(Items from a figure collection)
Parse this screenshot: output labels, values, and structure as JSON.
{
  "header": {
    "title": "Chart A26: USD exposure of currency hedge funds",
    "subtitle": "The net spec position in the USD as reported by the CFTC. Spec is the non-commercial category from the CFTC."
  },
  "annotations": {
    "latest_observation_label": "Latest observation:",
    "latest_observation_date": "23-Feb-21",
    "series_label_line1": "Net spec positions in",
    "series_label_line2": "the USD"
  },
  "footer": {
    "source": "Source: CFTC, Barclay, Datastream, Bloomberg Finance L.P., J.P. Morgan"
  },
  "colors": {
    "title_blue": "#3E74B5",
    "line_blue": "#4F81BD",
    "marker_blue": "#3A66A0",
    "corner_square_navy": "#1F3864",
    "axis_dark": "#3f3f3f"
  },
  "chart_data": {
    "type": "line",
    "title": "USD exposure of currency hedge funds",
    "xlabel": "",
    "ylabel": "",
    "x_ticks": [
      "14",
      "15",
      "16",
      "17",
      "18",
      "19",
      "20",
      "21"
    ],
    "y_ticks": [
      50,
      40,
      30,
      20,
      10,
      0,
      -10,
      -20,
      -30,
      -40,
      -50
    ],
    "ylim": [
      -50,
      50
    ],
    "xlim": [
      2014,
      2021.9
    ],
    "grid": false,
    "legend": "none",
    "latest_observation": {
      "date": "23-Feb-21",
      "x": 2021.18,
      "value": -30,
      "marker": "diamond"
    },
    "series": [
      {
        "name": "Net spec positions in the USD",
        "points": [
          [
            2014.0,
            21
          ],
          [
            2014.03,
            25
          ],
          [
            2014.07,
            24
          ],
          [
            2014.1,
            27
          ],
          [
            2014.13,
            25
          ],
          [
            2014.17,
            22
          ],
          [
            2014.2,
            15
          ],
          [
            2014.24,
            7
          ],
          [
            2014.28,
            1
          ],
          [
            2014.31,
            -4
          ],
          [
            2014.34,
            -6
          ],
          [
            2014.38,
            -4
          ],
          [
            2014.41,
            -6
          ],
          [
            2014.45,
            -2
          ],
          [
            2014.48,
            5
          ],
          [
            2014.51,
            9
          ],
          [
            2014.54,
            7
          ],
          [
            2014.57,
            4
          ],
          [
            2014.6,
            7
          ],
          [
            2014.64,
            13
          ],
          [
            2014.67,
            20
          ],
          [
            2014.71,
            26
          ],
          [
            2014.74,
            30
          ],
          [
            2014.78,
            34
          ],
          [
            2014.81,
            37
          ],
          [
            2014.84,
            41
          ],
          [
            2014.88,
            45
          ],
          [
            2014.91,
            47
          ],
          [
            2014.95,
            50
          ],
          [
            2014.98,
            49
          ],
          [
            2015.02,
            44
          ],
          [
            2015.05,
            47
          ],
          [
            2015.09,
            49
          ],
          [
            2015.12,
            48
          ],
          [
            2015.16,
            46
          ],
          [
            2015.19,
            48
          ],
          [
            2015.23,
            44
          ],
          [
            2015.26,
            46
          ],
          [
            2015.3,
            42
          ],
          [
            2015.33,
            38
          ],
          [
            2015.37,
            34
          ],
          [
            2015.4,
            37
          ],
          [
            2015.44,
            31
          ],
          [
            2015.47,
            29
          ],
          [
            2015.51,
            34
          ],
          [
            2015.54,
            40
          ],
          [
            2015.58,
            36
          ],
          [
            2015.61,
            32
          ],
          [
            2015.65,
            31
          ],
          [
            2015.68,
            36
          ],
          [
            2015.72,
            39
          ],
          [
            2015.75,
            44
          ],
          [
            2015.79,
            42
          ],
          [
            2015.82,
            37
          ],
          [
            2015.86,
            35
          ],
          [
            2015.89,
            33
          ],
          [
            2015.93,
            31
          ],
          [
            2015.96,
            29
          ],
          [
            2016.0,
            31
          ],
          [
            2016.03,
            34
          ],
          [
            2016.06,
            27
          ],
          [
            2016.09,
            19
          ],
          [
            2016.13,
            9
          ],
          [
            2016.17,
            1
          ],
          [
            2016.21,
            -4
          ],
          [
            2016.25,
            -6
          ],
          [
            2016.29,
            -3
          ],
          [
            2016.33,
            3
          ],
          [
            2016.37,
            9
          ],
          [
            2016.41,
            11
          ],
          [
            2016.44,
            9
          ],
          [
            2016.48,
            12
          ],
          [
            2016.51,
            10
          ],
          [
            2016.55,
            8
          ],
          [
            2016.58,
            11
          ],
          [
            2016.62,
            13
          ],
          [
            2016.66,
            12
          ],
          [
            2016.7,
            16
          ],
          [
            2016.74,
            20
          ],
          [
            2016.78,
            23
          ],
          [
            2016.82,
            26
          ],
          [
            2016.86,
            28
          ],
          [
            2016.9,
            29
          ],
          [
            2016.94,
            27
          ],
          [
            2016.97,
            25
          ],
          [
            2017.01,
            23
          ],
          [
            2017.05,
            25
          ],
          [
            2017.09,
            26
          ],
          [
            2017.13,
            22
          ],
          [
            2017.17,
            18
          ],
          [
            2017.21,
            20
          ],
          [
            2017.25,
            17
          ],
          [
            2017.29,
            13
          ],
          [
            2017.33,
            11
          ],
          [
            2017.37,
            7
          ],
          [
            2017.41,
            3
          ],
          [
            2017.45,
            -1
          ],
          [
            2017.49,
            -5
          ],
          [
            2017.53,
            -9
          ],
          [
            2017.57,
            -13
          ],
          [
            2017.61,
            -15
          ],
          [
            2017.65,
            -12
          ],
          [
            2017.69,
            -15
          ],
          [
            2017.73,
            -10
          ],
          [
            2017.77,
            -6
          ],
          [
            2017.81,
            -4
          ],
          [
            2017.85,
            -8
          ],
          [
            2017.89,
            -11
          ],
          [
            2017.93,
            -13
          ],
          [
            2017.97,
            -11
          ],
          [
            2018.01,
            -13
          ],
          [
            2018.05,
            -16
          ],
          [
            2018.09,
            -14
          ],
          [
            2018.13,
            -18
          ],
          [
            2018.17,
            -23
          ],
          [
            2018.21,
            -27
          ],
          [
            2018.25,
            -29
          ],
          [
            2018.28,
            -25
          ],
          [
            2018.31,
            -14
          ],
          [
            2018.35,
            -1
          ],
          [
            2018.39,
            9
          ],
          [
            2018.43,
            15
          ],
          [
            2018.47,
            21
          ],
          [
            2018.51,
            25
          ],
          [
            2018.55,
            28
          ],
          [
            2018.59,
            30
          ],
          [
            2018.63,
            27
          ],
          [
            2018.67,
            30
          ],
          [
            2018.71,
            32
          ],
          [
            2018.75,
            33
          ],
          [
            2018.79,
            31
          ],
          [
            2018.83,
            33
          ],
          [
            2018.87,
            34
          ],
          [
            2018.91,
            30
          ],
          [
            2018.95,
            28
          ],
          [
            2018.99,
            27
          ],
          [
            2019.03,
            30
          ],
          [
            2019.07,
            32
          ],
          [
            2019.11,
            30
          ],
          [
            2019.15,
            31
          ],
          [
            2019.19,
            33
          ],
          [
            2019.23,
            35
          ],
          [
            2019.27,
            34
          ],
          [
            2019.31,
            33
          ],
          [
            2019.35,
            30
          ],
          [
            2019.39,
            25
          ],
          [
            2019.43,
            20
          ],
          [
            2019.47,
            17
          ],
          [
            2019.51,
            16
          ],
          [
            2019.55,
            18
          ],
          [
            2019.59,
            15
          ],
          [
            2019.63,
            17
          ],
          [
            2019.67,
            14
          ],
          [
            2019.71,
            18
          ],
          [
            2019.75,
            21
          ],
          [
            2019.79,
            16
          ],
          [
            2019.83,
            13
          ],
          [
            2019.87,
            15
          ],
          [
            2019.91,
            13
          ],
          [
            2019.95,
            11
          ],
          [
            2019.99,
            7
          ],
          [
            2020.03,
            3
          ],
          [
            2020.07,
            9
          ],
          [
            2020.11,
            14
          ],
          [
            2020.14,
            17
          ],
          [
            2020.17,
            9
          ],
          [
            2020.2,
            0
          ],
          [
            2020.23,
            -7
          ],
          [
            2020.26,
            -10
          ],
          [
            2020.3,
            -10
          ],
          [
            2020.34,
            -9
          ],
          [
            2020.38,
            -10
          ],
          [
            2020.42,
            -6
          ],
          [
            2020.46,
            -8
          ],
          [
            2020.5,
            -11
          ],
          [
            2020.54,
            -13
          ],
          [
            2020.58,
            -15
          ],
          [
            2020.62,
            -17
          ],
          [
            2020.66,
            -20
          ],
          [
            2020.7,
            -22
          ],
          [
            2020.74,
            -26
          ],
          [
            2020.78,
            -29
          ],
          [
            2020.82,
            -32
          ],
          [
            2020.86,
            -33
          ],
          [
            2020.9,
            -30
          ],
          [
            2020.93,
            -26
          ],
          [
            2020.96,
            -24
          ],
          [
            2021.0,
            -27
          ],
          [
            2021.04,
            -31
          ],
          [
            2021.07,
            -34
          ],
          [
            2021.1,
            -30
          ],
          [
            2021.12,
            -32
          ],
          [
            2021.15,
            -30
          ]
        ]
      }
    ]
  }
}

(Exercise requirements) Locate each line with the word "CFTC" and copy it.

(Solution to the exercise)
    "subtitle": "The net spec position in the USD as reported by the CFTC. Spec is the non-commercial category from the CFTC."
    "source": "Source: CFTC, Barclay, Datastream, Bloomberg Finance L.P., J.P. Morgan"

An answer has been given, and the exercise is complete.